### [EXERCISE MATERIALS]
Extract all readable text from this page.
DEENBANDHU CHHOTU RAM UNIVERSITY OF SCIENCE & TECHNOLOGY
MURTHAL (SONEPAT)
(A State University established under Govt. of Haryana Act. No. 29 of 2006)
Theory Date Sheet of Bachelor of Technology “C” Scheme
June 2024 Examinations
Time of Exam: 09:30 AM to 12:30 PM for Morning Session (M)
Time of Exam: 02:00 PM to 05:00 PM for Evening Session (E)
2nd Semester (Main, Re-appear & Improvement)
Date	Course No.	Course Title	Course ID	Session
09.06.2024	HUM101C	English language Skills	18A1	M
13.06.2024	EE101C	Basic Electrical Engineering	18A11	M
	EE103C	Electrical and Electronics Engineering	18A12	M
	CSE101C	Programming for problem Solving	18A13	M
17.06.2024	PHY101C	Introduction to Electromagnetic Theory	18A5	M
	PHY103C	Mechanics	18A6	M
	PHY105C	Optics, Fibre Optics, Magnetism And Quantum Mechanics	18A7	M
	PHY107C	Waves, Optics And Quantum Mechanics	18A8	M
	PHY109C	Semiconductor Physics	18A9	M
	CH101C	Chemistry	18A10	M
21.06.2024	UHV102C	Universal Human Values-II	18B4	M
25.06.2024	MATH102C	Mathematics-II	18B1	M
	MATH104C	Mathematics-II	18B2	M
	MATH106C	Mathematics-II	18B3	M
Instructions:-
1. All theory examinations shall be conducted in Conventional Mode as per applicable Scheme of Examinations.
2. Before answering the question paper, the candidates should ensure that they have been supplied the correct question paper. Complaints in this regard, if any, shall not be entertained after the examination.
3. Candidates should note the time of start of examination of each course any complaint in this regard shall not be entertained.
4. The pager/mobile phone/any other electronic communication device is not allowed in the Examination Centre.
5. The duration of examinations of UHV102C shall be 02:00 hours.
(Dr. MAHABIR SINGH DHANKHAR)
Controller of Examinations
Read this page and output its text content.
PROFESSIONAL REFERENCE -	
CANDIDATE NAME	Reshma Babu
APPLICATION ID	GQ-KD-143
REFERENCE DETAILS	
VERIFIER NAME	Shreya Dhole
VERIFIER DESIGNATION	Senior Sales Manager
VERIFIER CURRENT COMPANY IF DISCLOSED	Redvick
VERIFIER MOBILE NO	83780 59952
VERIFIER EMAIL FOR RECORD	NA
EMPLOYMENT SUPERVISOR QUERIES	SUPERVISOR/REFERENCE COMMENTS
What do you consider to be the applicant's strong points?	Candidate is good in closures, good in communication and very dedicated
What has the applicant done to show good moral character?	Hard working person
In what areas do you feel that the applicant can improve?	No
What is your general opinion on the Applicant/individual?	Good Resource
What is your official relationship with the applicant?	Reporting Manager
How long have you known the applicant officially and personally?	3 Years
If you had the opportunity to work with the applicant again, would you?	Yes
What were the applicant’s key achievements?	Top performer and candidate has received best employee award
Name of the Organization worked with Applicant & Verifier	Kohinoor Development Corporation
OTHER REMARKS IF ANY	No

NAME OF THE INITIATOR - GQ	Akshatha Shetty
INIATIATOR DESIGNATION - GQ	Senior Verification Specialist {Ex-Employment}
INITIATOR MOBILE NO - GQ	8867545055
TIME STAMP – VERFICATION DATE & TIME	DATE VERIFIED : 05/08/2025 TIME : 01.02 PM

### [THE TASK]
Reproduce the data in its entirety, matching each character.

### [EXERCISE RESULT]
Extract all readable text from this page.
DEENBANDHU CHHOTU RAM UNIVERSITY OF SCIENCE & TECHNOLOGY
MURTHAL (SONEPAT)
(A State University established under Govt. of Haryana Act. No. 29 of 2006)
Theory Date Sheet of Bachelor of Technology “C” Scheme
June 2024 Examinations
Time of Exam: 09:30 AM to 12:30 PM for Morning Session (M)
Time of Exam: 02:00 PM to 05:00 PM for Evening Session (E)
2nd Semester (Main, Re-appear & Improvement)
Date	Course No.	Course Title	Course ID	Session
09.06.2024	HUM101C	English language Skills	18A1	M
13.06.2024	EE101C	Basic Electrical Engineering	18A11	M
	EE103C	Electrical and Electronics Engineering	18A12	M
	CSE101C	Programming for problem Solving	18A13	M
17.06.2024	PHY101C	Introduction to Electromagnetic Theory	18A5	M
	PHY103C	Mechanics	18A6	M
	PHY105C	Optics, Fibre Optics, Magnetism And Quantum Mechanics	18A7	M
	PHY107C	Waves, Optics And Quantum Mechanics	18A8	M
	PHY109C	Semiconductor Physics	18A9	M
	CH101C	Chemistry	18A10	M
21.06.2024	UHV102C	Universal Human Values-II	18B4	M
25.06.2024	MATH102C	Mathematics-II	18B1	M
	MATH104C	Mathematics-II	18B2	M
	MATH106C	Mathematics-II	18B3	M
Instructions:-
1. All theory examinations shall be conducted in Conventional Mode as per applicable Scheme of Examinations.
2. Before answering the question paper, the candidates should ensure that they have been supplied the correct question paper. Complaints in this regard, if any, shall not be entertained after the examination.
3. Candidates should note the time of start of examination of each course any complaint in this regard shall not be entertained.
4. The pager/mobile phone/any other electronic communication device is not allowed in the Examination Centre.
5. The duration of examinations of UHV102C shall be 02:00 hours.
(Dr. MAHABIR SINGH DHANKHAR)
Controller of Examinations
Read this page and output its text content.
PROFESSIONAL REFERENCE -	
CANDIDATE NAME	Reshma Babu
APPLICATION ID	GQ-KD-143
REFERENCE DETAILS	
VERIFIER NAME	Shreya Dhole
VERIFIER DESIGNATION	Senior Sales Manager
VERIFIER CURRENT COMPANY IF DISCLOSED	Redvick
VERIFIER MOBILE NO	83780 59952
VERIFIER EMAIL FOR RECORD	NA
EMPLOYMENT SUPERVISOR QUERIES	SUPERVISOR/REFERENCE COMMENTS
What do you consider to be the applicant's strong points?	Candidate is good in closures, good in communication and very dedicated
What has the applicant done to show good moral character?	Hard working person
In what areas do you feel that the applicant can improve?	No
What is your general opinion on the Applicant/individual?	Good Resource
What is your official relationship with the applicant?	Reporting Manager
How long have you known the applicant officially and personally?	3 Years
If you had the opportunity to work with the applicant again, would you?	Yes
What were the applicant’s key achievements?	Top performer and candidate has received best employee award
Name of the Organization worked with Applicant & Verifier	Kohinoor Development Corporation
OTHER REMARKS IF ANY	No

NAME OF THE INITIATOR - GQ	Akshatha Shetty
INIATIATOR DESIGNATION - GQ	Senior Verification Specialist {Ex-Employment}
INITIATOR MOBILE NO - GQ	8867545055
TIME STAMP – VERFICATION DATE & TIME	DATE VERIFIED : 05/08/2025 TIME : 01.02 PM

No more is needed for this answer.